| Stated goal |
Find and copy each line of the records where the string "deltoïde" shows up.

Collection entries
┄┄┄┄┄┄┄┄┄┄┄┄┄┄┄┄┄┄┄┄

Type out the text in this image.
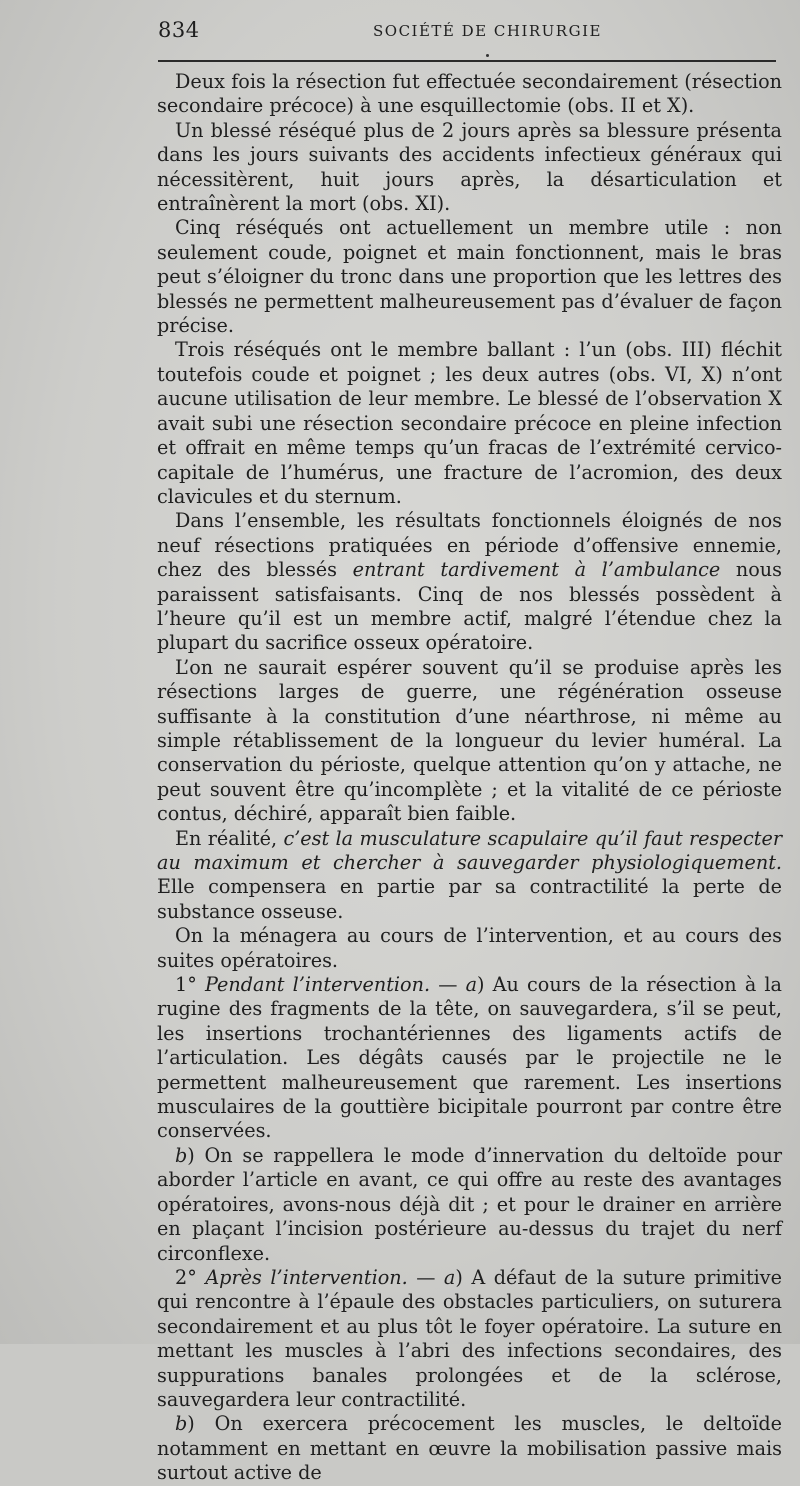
834	SOCIÉTÉ DE CHIRURGIE

Deux fois la résection fut effectuée secondairement (résection secondaire précoce) à une esquillectomie (obs. II et X).

Un blessé réséqué plus de 2 jours après sa blessure présenta dans les jours suivants des accidents infectieux généraux qui nécessitèrent, huit jours après, la désarticulation et entraînèrent la mort (obs. XI).

Cinq réséqués ont actuellement un membre utile : non seulement coude, poignet et main fonctionnent, mais le bras peut s’éloigner du tronc dans une proportion que les lettres des blessés ne permettent malheureusement pas d’évaluer de façon précise.

Trois réséqués ont le membre ballant : l’un (obs. III) fléchit toutefois coude et poignet ; les deux autres (obs. VI, X) n’ont aucune utilisation de leur membre. Le blessé de l’observation X avait subi une résection secondaire précoce en pleine infection et offrait en même temps qu’un fracas de l’extrémité cervico-capitale de l’humérus, une fracture de l’acromion, des deux clavicules et du sternum.

Dans l’ensemble, les résultats fonctionnels éloignés de nos neuf résections pratiquées en période d’offensive ennemie, chez des blessés entrant tardivement à l’ambulance nous paraissent satisfaisants. Cinq de nos blessés possèdent à l’heure qu’il est un membre actif, malgré l’étendue chez la plupart du sacrifice osseux opératoire.

L’on ne saurait espérer souvent qu’il se produise après les résections larges de guerre, une régénération osseuse suffisante à la constitution d’une néarthrose, ni même au simple rétablissement de la longueur du levier huméral. La conservation du périoste, quelque attention qu’on y attache, ne peut souvent être qu’incomplète ; et la vitalité de ce périoste contus, déchiré, apparaît bien faible.

En réalité, c’est la musculature scapulaire qu’il faut respecter au maximum et chercher à sauvegarder physiologiquement. Elle compensera en partie par sa contractilité la perte de substance osseuse.

On la ménagera au cours de l’intervention, et au cours des suites opératoires.

1° Pendant l’intervention. — a) Au cours de la résection à la rugine des fragments de la tête, on sauvegardera, s’il se peut, les insertions trochantériennes des ligaments actifs de l’articulation. Les dégâts causés par le projectile ne le permettent malheureusement que rarement. Les insertions musculaires de la gouttière bicipitale pourront par contre être conservées.

b) On se rappellera le mode d’innervation du deltoïde pour aborder l’article en avant, ce qui offre au reste des avantages opératoires, avons-nous déjà dit ; et pour le drainer en arrière en plaçant l’incision postérieure au-dessus du trajet du nerf circonflexe.

2° Après l’intervention. — a) A défaut de la suture primitive qui rencontre à l’épaule des obstacles particuliers, on suturera secondairement et au plus tôt le foyer opératoire. La suture en mettant les muscles à l’abri des infections secondaires, des suppurations banales prolongées et de la sclérose, sauvegardera leur contractilité.

b) On exercera précocement les muscles, le deltoïde notamment en mettant en œuvre la mobilisation passive mais surtout active de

┄┄┄┄┄┄┄┄┄┄┄┄┄┄┄┄┄┄┄┄

| Solution to the exercise |
b) On se rappellera le mode d’innervation du deltoïde pour aborder l’article en avant, ce qui offre au reste des avantages opératoires, avons-nous déjà dit ; et pour le drainer en arrière en plaçant l’incision postérieure au-dessus du trajet du nerf circonflexe.
b) On exercera précocement les muscles, le deltoïde notamment en mettant en œuvre la mobilisation passive mais surtout active de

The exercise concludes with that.